TASK DIRECTIONS: In the data below, locate each line with the word "الدهون" and list it.

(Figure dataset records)
· · · · · · ·

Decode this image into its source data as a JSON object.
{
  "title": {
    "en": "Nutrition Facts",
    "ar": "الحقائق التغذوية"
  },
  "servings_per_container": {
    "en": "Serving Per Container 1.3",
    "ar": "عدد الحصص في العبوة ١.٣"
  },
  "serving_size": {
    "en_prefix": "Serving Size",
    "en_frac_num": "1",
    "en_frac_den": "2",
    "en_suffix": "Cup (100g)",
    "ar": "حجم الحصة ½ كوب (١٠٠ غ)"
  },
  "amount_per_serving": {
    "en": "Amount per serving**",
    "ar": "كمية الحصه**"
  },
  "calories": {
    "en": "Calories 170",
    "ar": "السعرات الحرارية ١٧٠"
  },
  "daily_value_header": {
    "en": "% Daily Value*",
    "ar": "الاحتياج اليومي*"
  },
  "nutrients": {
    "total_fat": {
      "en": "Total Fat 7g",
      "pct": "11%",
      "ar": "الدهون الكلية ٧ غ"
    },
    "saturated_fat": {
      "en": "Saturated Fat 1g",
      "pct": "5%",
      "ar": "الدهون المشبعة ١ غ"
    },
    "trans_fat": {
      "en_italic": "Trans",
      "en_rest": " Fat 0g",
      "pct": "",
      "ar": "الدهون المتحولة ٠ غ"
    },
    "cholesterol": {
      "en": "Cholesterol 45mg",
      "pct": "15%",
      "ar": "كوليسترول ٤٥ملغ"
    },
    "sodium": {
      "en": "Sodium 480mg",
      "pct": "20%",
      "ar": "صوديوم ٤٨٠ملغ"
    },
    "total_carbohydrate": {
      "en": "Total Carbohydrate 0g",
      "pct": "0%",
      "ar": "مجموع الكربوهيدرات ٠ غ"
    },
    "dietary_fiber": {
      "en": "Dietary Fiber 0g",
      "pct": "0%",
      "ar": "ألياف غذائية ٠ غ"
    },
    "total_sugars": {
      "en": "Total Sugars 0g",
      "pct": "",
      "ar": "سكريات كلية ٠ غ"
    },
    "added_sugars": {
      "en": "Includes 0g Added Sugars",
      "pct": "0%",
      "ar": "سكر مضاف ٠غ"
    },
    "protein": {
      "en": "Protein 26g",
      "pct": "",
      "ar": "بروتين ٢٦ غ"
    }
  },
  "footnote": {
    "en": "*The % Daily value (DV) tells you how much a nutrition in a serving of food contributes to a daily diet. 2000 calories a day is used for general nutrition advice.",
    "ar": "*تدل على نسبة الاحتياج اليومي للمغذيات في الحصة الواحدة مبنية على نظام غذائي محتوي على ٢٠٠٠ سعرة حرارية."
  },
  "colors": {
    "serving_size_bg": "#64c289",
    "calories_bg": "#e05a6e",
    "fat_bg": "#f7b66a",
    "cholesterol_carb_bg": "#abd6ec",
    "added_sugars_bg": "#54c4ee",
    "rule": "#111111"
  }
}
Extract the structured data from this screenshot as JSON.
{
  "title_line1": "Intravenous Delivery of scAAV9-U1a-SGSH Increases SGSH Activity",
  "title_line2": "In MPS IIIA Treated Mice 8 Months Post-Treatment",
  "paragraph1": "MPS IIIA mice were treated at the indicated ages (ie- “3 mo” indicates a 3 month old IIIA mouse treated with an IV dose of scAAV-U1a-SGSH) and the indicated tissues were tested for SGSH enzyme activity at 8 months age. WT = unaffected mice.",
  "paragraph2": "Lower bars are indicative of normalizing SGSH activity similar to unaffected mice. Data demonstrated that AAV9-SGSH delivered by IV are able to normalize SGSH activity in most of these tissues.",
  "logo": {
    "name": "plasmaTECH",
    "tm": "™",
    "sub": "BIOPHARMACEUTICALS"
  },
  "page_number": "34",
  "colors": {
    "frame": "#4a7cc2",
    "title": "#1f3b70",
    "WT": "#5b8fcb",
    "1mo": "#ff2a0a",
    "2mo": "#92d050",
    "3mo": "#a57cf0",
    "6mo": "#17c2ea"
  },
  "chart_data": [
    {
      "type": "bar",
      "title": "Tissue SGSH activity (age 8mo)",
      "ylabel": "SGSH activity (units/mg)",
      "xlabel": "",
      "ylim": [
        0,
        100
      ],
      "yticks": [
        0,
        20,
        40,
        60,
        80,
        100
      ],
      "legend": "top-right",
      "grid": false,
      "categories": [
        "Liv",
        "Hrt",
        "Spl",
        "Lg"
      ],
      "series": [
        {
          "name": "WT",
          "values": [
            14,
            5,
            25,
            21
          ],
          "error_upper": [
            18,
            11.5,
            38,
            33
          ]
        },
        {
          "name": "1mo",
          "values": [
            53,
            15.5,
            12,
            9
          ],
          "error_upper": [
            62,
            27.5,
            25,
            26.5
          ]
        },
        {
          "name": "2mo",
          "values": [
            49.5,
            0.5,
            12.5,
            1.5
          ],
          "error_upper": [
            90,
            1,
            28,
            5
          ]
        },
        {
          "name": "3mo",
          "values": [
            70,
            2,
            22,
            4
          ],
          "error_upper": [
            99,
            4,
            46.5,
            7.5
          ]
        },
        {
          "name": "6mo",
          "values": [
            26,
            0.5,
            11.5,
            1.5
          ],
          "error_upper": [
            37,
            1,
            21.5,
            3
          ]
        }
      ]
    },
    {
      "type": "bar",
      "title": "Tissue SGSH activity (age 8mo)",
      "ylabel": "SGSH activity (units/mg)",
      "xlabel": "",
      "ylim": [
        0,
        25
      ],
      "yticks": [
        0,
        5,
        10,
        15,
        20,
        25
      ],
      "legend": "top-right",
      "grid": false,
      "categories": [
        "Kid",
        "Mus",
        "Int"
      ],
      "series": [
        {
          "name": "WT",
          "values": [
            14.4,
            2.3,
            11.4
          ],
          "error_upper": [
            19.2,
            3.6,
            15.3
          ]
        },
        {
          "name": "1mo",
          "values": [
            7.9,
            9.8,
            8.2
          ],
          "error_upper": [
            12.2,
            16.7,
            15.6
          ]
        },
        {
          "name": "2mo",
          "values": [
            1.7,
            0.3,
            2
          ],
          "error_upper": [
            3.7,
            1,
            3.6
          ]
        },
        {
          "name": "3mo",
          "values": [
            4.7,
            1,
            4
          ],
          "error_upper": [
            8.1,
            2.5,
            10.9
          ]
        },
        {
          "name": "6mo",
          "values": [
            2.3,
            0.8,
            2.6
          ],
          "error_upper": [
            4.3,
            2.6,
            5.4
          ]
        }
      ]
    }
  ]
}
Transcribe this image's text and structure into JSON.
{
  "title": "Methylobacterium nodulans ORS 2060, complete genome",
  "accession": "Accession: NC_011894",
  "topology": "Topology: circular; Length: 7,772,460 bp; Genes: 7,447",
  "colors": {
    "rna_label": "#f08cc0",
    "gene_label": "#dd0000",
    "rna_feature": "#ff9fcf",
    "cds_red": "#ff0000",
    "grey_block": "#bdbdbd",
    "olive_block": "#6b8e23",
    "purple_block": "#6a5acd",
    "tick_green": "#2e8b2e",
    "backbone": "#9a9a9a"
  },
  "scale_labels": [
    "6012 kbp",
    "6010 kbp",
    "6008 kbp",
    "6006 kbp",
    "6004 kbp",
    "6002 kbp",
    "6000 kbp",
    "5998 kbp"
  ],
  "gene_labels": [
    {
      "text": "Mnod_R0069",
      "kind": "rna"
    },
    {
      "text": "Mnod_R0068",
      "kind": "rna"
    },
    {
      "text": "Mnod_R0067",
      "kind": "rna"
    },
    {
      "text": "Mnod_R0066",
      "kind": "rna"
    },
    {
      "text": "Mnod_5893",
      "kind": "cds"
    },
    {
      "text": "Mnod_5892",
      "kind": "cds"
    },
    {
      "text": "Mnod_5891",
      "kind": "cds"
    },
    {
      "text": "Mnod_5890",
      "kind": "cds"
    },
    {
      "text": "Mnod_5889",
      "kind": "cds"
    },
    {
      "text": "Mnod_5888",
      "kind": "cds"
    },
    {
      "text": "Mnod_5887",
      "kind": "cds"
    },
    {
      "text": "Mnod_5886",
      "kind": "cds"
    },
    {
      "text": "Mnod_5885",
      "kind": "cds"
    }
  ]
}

· · · · · · ·

RESPONSE BELOW:
      "ar": "الدهون الكلية ٧ غ"
      "ar": "الدهون المشبعة ١ غ"
      "ar": "الدهون المتحولة ٠ غ"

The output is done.